Collect all lines below with the string "arcmin".

[Data section start]

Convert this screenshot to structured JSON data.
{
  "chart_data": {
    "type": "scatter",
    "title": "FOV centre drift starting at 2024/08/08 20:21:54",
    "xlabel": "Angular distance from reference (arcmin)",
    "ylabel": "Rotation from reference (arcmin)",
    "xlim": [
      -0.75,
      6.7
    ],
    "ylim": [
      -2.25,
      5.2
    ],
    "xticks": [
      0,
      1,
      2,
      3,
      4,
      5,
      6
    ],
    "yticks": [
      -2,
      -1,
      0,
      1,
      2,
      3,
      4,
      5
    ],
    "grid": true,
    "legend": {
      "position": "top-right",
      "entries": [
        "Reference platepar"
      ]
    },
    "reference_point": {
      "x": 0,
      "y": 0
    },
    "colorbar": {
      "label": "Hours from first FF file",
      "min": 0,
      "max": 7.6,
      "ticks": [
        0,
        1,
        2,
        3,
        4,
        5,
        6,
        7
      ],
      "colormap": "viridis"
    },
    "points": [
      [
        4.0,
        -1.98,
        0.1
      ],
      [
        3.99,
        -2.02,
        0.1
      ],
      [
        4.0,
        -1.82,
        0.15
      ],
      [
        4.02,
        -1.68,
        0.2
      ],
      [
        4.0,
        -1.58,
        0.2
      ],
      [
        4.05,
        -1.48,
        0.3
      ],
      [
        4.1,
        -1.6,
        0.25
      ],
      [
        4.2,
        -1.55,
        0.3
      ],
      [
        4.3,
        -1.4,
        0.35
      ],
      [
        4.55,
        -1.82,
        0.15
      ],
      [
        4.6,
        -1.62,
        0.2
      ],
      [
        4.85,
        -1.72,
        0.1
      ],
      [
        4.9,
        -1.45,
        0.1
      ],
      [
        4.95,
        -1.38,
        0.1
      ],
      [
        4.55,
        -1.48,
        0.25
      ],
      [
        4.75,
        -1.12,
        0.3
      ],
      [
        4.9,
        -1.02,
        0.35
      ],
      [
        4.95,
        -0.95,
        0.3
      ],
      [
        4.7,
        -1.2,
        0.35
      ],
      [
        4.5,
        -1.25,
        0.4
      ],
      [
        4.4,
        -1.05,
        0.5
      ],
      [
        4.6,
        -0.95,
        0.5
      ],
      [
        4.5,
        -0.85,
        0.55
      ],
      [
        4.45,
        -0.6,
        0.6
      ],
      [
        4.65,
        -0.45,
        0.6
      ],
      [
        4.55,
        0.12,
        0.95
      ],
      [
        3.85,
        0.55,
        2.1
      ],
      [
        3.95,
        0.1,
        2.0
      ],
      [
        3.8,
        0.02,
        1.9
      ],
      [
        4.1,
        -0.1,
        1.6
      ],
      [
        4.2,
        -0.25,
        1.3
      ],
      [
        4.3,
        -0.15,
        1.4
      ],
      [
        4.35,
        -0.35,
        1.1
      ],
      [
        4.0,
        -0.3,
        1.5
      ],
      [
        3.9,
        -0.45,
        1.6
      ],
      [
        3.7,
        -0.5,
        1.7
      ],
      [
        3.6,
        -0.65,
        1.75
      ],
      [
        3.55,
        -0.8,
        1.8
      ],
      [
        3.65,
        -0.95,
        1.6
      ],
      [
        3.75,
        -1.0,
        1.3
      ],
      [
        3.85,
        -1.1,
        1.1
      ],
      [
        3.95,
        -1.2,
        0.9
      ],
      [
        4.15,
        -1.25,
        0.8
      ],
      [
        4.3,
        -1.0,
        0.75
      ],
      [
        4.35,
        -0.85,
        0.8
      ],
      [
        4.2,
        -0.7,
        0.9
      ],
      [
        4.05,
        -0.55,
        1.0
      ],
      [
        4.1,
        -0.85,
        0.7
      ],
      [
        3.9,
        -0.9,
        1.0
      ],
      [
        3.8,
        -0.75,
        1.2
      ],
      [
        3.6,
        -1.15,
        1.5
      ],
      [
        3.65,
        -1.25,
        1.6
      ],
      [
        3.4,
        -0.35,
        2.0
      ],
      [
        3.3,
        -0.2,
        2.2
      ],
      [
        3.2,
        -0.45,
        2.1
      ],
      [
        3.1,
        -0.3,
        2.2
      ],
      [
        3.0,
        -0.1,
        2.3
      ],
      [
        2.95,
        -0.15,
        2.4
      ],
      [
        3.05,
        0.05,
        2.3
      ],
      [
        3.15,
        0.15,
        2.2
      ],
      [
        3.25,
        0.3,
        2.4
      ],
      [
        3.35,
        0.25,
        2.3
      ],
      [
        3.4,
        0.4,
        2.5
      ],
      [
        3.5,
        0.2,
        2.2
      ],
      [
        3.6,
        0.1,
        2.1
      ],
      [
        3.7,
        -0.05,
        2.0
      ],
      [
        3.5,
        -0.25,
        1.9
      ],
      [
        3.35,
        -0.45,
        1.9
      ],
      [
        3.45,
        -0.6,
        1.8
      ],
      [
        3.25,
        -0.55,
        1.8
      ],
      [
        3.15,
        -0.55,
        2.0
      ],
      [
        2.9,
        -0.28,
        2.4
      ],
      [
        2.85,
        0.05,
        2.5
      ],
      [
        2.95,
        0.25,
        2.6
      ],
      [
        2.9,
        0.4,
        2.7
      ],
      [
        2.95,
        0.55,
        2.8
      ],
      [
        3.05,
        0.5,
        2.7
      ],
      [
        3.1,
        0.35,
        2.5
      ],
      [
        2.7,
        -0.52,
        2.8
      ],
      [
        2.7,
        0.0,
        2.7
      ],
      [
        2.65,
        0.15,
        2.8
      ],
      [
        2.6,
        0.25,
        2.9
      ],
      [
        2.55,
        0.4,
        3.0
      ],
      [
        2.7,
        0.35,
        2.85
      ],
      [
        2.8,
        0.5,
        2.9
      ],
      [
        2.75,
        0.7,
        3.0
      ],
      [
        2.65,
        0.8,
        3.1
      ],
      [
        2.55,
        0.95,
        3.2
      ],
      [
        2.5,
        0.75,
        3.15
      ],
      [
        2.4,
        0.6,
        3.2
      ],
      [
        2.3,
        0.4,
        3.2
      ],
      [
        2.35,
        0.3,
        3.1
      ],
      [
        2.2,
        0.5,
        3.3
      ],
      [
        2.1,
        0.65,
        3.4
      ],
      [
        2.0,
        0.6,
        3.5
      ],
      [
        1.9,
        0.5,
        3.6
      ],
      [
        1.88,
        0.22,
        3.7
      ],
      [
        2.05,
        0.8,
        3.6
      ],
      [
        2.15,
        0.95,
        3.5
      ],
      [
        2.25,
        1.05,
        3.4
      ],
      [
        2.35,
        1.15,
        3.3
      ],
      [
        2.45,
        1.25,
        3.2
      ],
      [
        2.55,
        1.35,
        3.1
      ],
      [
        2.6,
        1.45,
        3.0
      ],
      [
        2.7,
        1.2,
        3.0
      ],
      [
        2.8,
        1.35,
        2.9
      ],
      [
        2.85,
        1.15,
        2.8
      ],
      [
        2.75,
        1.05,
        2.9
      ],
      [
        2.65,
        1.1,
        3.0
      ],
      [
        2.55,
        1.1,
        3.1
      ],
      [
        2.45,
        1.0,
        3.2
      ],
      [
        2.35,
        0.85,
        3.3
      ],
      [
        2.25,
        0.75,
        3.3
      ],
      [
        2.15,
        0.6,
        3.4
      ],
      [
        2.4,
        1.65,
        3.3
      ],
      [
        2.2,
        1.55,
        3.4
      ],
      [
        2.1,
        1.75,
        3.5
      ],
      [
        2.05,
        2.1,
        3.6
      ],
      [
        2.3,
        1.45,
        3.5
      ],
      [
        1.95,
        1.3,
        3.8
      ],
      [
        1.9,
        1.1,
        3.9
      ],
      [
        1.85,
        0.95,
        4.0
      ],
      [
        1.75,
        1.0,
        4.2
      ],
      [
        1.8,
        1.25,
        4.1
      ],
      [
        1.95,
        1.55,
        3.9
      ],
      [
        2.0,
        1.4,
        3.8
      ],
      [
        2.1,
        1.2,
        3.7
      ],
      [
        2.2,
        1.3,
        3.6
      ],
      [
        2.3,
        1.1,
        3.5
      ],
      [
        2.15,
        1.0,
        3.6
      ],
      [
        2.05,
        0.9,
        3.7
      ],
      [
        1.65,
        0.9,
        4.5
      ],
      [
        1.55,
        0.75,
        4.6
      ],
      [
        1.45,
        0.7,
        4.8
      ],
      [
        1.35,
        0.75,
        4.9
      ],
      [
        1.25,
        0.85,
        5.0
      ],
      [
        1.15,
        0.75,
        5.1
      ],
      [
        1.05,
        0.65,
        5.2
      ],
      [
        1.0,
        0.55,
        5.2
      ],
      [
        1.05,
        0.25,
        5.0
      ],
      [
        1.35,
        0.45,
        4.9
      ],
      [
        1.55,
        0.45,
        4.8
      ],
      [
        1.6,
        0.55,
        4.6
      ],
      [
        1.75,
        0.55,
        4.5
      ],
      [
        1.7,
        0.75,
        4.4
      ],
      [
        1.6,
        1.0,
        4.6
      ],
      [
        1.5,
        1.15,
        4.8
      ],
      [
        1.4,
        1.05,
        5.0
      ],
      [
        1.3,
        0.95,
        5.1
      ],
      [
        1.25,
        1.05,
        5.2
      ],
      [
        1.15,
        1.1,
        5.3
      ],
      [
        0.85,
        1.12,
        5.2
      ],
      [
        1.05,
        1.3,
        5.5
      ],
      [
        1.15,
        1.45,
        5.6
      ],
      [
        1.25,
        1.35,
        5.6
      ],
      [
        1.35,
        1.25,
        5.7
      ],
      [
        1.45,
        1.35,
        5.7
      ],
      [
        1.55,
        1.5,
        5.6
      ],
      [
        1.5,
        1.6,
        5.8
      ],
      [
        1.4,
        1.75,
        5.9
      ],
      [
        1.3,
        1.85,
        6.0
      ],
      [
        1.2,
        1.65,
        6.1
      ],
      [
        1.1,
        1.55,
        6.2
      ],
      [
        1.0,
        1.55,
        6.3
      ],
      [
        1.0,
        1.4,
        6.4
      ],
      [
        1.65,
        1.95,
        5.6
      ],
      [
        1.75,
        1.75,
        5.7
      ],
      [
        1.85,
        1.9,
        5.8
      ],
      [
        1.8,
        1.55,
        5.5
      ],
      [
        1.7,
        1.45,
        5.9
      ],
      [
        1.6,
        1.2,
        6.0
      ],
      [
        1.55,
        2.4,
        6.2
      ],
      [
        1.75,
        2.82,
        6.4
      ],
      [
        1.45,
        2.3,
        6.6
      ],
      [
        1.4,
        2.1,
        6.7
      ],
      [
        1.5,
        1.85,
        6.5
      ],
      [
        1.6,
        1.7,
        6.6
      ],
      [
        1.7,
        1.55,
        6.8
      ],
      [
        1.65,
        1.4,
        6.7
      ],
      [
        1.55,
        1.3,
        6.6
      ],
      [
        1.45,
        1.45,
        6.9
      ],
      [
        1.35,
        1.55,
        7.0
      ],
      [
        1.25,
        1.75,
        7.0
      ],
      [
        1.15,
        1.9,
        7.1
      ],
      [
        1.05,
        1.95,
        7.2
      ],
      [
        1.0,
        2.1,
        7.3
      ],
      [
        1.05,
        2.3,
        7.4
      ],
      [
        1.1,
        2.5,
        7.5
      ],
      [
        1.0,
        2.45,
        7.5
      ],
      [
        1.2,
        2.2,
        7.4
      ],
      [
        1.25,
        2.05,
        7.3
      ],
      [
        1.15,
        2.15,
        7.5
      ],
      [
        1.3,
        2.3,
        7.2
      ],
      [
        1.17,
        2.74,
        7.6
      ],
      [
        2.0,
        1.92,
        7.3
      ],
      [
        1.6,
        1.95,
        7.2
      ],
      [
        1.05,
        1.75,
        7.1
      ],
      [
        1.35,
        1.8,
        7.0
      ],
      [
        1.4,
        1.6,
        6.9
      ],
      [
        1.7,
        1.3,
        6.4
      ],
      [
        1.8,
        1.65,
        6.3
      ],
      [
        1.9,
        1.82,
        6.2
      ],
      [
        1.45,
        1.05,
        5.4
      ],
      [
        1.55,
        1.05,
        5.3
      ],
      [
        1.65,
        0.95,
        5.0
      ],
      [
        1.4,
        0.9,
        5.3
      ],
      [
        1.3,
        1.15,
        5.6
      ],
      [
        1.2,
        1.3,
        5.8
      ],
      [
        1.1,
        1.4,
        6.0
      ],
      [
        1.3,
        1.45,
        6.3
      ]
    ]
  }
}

[Data section end]

[Result of the task]
    "xlabel": "Angular distance from reference (arcmin)",
    "ylabel": "Rotation from reference (arcmin)",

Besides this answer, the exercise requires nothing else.